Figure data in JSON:

○ ○ ○ ○ ○ ○ ○

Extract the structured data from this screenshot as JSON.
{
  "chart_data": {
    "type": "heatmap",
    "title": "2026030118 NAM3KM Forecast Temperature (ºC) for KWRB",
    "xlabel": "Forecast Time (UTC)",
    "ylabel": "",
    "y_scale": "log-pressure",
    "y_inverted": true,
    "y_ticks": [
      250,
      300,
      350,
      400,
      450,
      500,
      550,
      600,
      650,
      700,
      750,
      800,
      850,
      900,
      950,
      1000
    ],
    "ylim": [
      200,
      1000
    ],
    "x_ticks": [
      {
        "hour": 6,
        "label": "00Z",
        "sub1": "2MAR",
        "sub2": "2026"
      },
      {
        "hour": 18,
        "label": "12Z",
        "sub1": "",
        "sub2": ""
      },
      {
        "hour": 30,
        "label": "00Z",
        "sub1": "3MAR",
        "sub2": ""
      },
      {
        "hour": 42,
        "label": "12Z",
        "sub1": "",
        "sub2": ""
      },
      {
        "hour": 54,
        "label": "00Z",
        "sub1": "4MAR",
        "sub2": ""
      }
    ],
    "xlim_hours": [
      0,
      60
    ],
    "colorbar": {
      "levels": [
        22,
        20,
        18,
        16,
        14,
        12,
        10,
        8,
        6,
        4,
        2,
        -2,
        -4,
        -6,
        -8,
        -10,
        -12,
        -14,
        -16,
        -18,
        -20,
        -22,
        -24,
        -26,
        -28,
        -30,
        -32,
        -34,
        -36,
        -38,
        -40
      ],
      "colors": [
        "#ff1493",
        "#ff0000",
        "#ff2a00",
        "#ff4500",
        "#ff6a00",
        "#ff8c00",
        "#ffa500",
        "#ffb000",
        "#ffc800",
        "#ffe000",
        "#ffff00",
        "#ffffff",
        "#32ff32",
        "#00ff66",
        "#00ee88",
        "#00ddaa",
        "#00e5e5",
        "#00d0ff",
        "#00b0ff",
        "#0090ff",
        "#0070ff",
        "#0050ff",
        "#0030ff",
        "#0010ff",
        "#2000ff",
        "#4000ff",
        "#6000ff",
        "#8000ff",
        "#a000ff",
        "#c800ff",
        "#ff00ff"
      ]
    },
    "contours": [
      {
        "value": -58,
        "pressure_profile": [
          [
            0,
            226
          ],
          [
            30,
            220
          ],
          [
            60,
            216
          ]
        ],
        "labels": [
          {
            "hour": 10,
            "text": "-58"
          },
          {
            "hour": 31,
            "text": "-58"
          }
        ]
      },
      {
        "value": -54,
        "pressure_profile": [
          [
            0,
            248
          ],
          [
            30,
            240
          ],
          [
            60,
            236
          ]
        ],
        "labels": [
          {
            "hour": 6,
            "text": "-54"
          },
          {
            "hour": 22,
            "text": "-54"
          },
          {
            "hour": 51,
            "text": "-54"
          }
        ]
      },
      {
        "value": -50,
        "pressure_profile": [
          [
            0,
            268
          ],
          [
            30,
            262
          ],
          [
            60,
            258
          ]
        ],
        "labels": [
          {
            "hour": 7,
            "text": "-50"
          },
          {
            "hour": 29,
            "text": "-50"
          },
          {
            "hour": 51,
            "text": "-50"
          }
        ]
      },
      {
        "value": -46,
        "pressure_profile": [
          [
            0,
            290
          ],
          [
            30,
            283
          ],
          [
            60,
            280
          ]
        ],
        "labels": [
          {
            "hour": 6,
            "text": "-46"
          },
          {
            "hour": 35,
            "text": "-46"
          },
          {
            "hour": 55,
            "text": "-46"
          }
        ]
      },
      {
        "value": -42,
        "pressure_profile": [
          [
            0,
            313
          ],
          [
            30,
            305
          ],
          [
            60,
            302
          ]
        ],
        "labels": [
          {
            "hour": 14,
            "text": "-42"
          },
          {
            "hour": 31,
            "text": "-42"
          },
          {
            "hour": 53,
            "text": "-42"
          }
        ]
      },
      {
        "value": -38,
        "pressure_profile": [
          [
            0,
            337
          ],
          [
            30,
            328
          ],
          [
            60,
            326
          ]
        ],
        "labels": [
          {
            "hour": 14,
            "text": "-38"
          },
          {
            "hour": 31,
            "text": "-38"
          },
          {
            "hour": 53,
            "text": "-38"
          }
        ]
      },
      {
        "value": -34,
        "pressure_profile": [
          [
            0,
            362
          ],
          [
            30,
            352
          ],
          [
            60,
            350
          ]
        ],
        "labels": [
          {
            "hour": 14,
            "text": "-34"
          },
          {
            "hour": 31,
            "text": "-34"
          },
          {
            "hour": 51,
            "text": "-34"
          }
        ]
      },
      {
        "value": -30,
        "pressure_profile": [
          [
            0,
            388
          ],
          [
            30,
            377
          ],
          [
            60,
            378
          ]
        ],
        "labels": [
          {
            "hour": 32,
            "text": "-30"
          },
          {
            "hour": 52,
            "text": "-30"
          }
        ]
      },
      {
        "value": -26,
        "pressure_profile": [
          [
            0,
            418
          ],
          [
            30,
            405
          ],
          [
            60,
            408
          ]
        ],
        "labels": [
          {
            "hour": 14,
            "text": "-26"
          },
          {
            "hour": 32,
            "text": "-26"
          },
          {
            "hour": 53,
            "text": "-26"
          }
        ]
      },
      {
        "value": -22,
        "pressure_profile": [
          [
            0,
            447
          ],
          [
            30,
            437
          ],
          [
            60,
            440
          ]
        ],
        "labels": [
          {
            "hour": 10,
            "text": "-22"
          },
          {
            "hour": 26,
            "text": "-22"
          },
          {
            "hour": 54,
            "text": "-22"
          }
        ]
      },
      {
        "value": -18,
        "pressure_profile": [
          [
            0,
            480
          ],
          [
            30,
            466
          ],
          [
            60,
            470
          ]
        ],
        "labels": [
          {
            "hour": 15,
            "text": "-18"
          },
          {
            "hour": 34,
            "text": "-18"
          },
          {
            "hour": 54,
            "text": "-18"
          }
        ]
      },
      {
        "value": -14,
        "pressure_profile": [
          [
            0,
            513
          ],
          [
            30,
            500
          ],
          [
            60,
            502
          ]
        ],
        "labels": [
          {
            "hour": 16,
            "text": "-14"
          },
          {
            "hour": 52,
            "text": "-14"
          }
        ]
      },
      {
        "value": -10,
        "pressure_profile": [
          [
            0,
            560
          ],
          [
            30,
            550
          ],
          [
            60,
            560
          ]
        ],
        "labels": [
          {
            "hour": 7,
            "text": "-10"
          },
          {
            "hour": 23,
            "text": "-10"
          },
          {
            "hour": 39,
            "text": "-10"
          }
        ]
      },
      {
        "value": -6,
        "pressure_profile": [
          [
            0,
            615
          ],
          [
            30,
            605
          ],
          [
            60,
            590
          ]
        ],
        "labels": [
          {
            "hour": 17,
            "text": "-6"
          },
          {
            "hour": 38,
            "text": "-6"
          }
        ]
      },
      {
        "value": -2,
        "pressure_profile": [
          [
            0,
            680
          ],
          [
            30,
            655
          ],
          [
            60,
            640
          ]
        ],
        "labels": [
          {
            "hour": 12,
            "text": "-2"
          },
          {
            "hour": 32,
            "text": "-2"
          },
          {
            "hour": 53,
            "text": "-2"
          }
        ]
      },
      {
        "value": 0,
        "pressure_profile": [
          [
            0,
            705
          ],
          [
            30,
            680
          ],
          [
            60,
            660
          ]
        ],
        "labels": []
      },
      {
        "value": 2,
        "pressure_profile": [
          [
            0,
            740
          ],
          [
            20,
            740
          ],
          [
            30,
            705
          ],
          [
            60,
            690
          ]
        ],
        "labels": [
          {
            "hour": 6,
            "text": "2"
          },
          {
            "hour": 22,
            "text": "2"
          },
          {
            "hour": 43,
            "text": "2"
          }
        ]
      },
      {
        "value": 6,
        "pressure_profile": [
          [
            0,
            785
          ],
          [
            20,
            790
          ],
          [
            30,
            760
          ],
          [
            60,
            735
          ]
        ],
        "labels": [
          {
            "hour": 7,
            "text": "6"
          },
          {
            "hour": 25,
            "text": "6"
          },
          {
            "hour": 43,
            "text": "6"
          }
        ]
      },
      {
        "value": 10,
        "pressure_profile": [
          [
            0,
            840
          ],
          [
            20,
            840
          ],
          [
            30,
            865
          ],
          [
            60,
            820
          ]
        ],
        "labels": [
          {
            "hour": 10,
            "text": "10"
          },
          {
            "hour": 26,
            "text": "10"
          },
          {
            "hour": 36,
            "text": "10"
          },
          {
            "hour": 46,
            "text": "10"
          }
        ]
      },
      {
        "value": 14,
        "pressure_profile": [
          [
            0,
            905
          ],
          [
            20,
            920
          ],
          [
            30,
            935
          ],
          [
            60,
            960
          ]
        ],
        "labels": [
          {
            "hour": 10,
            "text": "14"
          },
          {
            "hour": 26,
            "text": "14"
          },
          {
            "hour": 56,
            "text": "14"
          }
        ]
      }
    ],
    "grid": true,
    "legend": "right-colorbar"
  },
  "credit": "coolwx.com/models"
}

○ ○ ○ ○ ○ ○ ○

**What is expected**
Of all the lines above, how many contain the word "Forecast"? Answer with only the number.

**Correct result**
2